(Supplied data Opens)

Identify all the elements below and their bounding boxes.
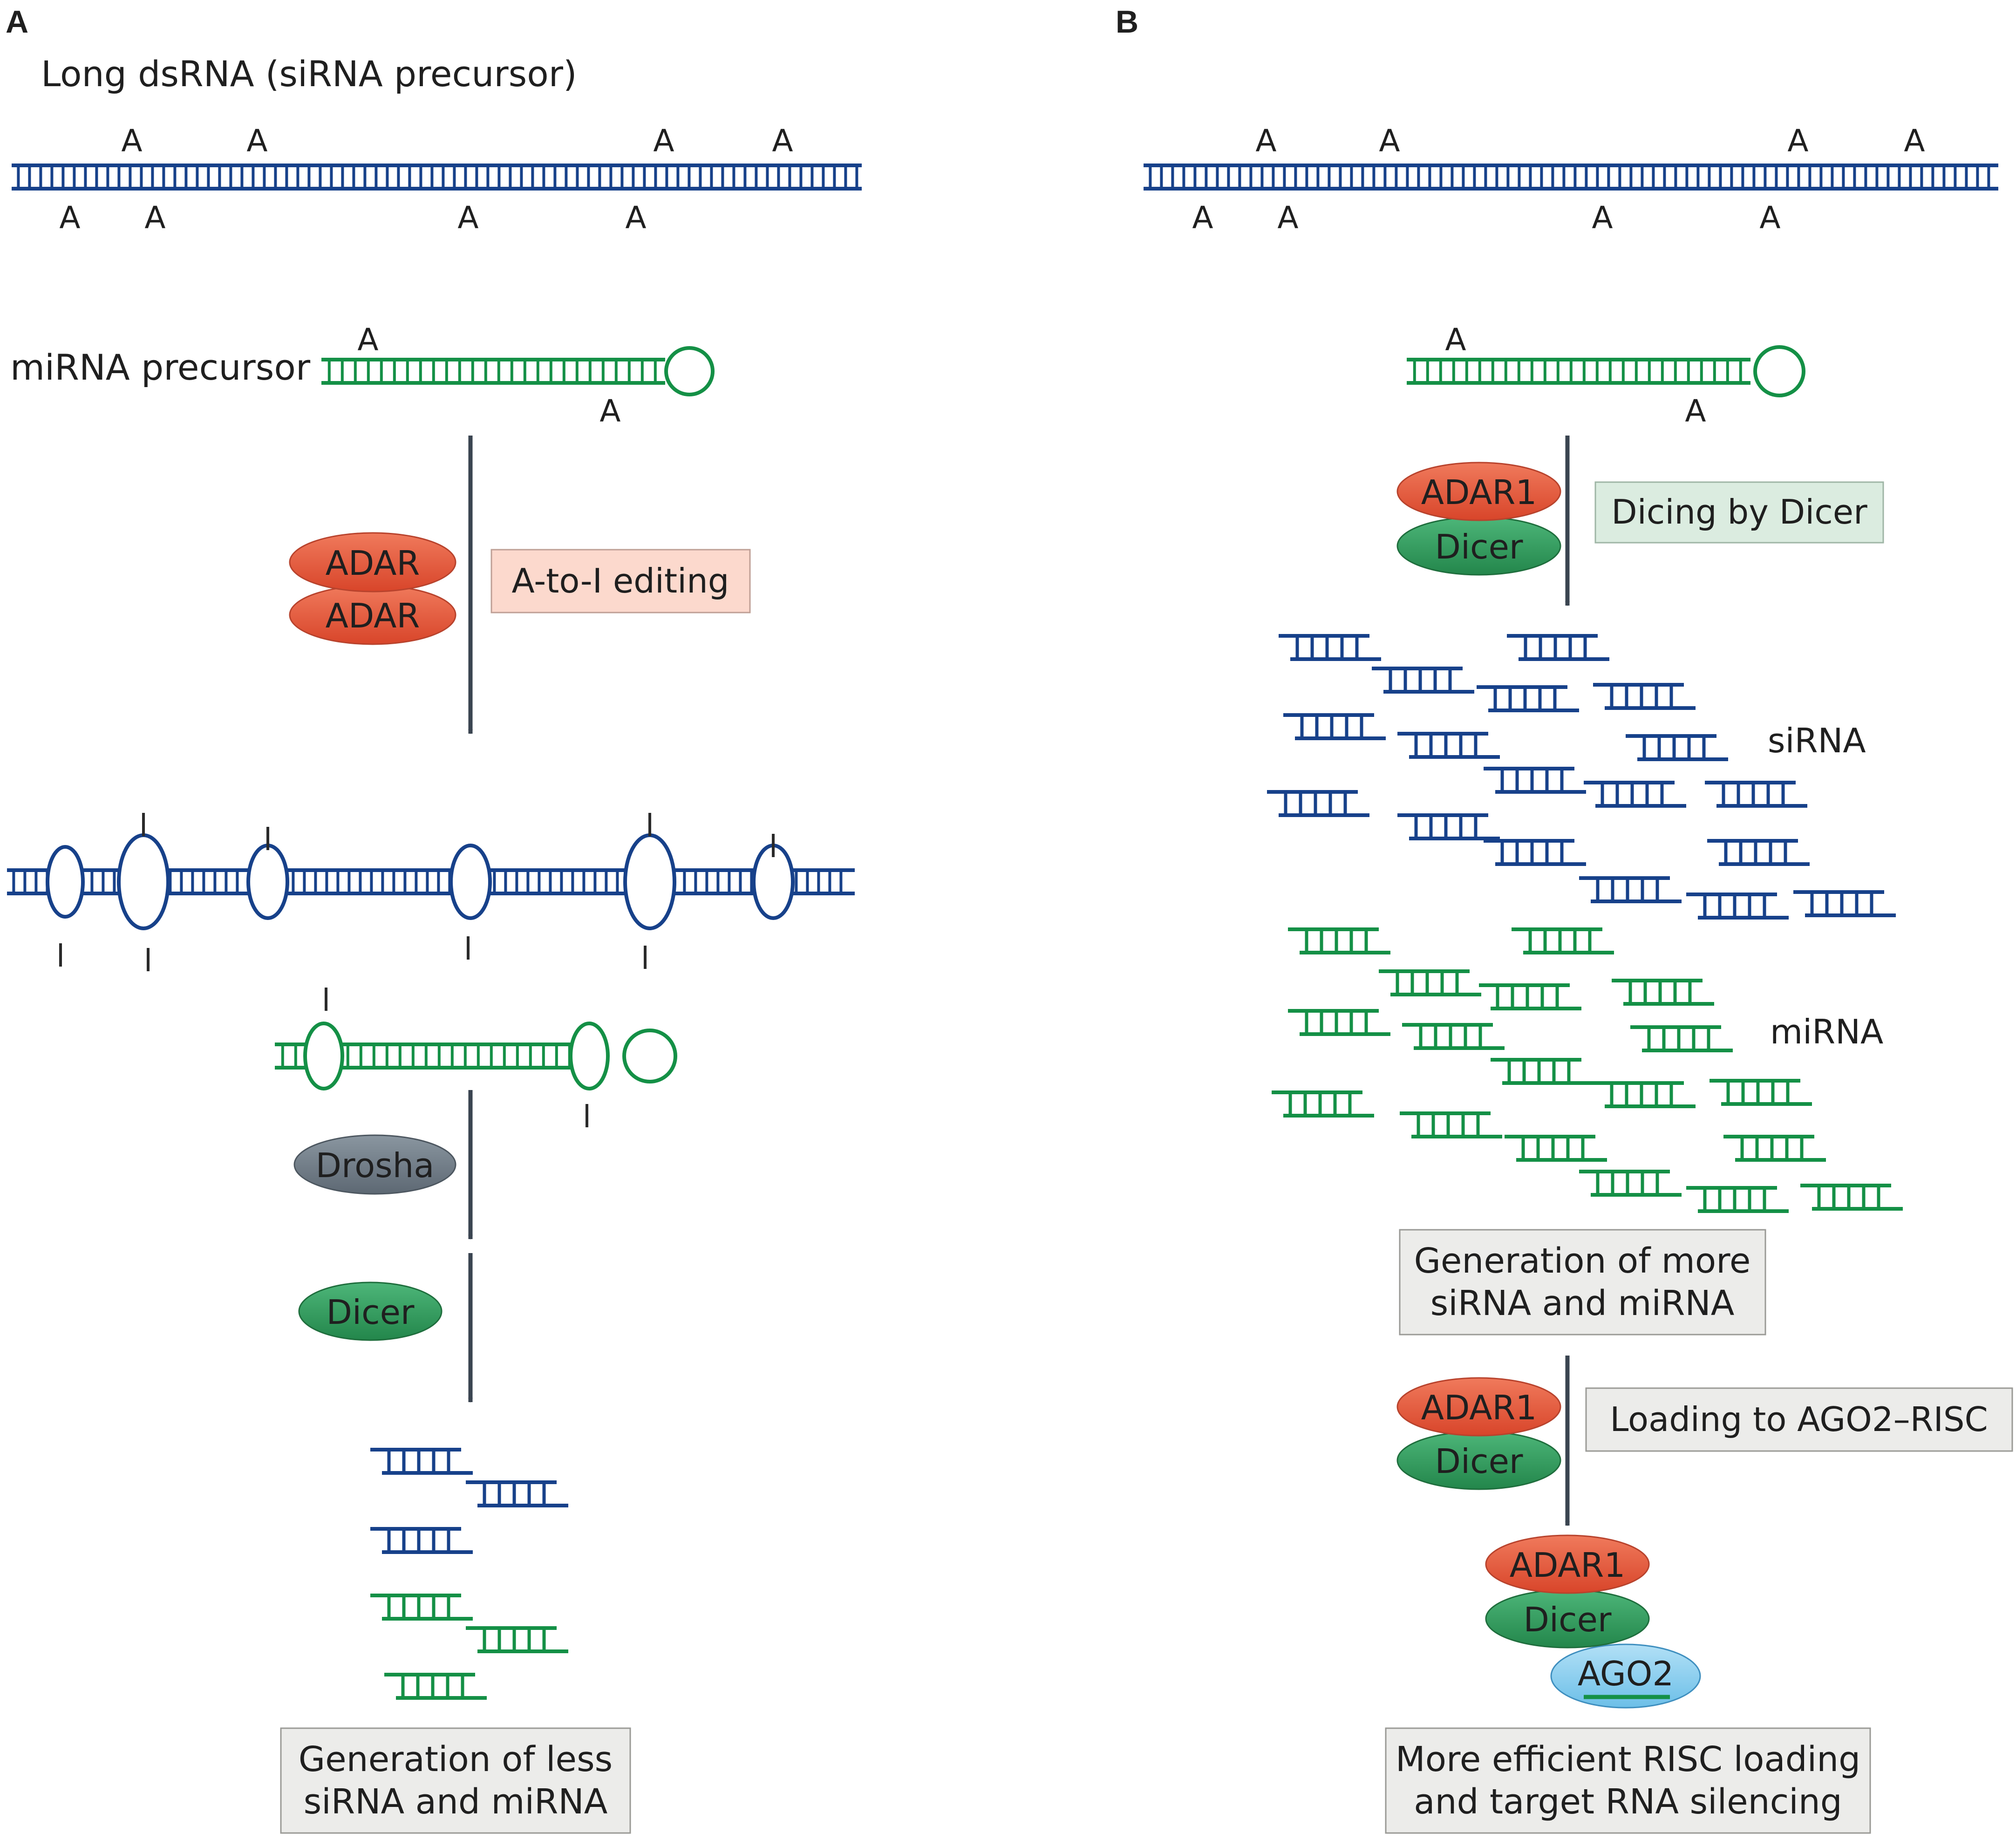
adar1-enzyme-3 [1485, 1534, 1650, 1594]
drosha-enzyme [293, 1134, 456, 1195]
long-dsrna-label: Long dsRNA (siRNA precursor) [41, 53, 577, 95]
adenosine-label: A [1685, 393, 1706, 429]
adenosine-label: A [121, 123, 142, 159]
adenosine-label: A [1192, 200, 1213, 236]
adar1-enzyme-2 [1396, 1377, 1561, 1437]
adenosine-label: A [1255, 123, 1276, 159]
adenosine-label: A [625, 200, 646, 236]
adenosine-label: A [599, 393, 620, 429]
panel-a-long-dsrna [12, 164, 862, 191]
adenosine-label: A [1787, 123, 1808, 159]
panel-a-edited-dsrna [7, 833, 855, 930]
risc-complex: AGO2 Dicer ADAR1 [1485, 1534, 1701, 1709]
inosine-bulge [449, 844, 492, 920]
adar-label-bottom: ADAR [326, 596, 420, 635]
adenosine-label: A [246, 123, 267, 159]
a-edited-mirna-precursor-bulge [569, 1022, 610, 1090]
ago2-label: AGO2 [1578, 1654, 1674, 1693]
adar1-label-1: ADAR1 [1421, 473, 1537, 512]
loading-label: Loading to AGO2–RISC [1610, 1400, 1988, 1439]
adenosine-label: A [1904, 123, 1925, 159]
editing-label: A-to-I editing [512, 561, 729, 600]
adenosine-label: A [1592, 200, 1613, 236]
b-mirna-precursor-terminal-loop [1753, 345, 1805, 397]
panel-a-result-line1: Generation of less [299, 1739, 613, 1779]
panel-a-result-box [280, 1727, 631, 1834]
inosine-bulge [246, 844, 289, 920]
adar-dimer: ADAR ADAR [289, 532, 456, 645]
adar1-label-3: ADAR1 [1510, 1546, 1626, 1585]
sirna-label: siRNA [1768, 721, 1866, 760]
mirna-label: miRNA [1770, 1012, 1883, 1051]
panel-b-letter: B [1116, 4, 1138, 40]
adenosine-label: A [653, 123, 674, 159]
a-edited-mirna-precursor-terminal-loop [622, 1029, 677, 1084]
adenosine-label: A [1277, 200, 1298, 236]
panel-b-long-dsrna [1144, 164, 1998, 191]
editing-label-box [490, 549, 751, 613]
inosine-bulge [623, 833, 676, 930]
generation-box [1399, 1229, 1766, 1336]
a-mirna-precursor-terminal-loop [664, 346, 715, 396]
panel-a-letter: A [6, 4, 28, 40]
dicer-label-2: Dicer [1435, 1442, 1523, 1481]
panel-b-result-box [1385, 1727, 1871, 1834]
dicer-label-1: Dicer [1435, 527, 1523, 566]
ago2-protein [1550, 1643, 1701, 1709]
dicing-label-box [1594, 481, 1884, 544]
adar-enzyme-top [289, 532, 456, 593]
adenosine-label: A [59, 200, 80, 236]
inosine-bulge [117, 833, 170, 930]
adenosine-label: A [144, 200, 165, 236]
panel-b-mirna-precursor [1407, 345, 1805, 397]
drosha-label: Drosha [316, 1146, 435, 1185]
adenosine-label: A [357, 322, 378, 358]
panel-a-small-rnas [370, 1448, 568, 1700]
generation-line2: siRNA and miRNA [1430, 1283, 1735, 1323]
dicer-label: Dicer [327, 1293, 415, 1332]
panel-a-long-dsrna-adenosines: A A A A A A A A [59, 123, 793, 236]
panel-b-mirna-precursor-adenosines: AA [1445, 322, 1706, 429]
loading-label-box [1585, 1387, 2013, 1452]
mirna-precursor-label: miRNA precursor [10, 347, 311, 388]
panel-a-mirna-precursor-adenosines: AA [357, 322, 620, 429]
adar-label-top: ADAR [326, 544, 420, 583]
adar1-label-2: ADAR1 [1421, 1388, 1537, 1427]
panel-a-edited-mirna-inosines [325, 988, 588, 1127]
adar1-enzyme-1 [1396, 462, 1561, 521]
panel-a-result-line2: siRNA and miRNA [304, 1782, 608, 1822]
adenosine-label: A [772, 123, 793, 159]
panel-a-edited-mirna-precursor [275, 1022, 677, 1090]
inosine-bulge [46, 845, 85, 919]
panel-b-sirna-cluster [1267, 634, 1896, 920]
panel-b-long-dsrna-adenosines: A A A A A A A A [1192, 123, 1925, 236]
panel-a-mirna-precursor [321, 346, 715, 396]
panel-b-result-line1: More efficient RISC loading [1396, 1739, 1860, 1779]
adenosine-label: A [1379, 123, 1400, 159]
adenosine-label: A [1759, 200, 1780, 236]
dicer-enzyme [298, 1281, 443, 1341]
dicing-label: Dicing by Dicer [1611, 492, 1867, 532]
panel-b-mirna-cluster [1272, 927, 1903, 1213]
adar1-dicer-complex-2: Dicer ADAR1 [1396, 1377, 1561, 1490]
adenosine-label: A [457, 200, 478, 236]
panel-a-edited-dsrna-inosines [59, 813, 775, 971]
adar1-dicer-complex-1: Dicer ADAR1 [1396, 462, 1561, 576]
panel-b-result-line2: and target RNA silencing [1414, 1782, 1842, 1822]
adenosine-label: A [1445, 322, 1466, 358]
dicer-label-3: Dicer [1524, 1600, 1612, 1639]
a-edited-mirna-precursor-bulge [303, 1022, 344, 1090]
generation-line1: Generation of more [1414, 1241, 1751, 1281]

(Supplied data Closes)

## Description of the task
From the material above, gather all lines that include the string "bulge" and copy them.

## Response to the task
inosine-bulge [449, 844, 492, 920]
a-edited-mirna-precursor-bulge [569, 1022, 610, 1090]
inosine-bulge [246, 844, 289, 920]
inosine-bulge [623, 833, 676, 930]
inosine-bulge [117, 833, 170, 930]
inosine-bulge [46, 845, 85, 919]
a-edited-mirna-precursor-bulge [303, 1022, 344, 1090]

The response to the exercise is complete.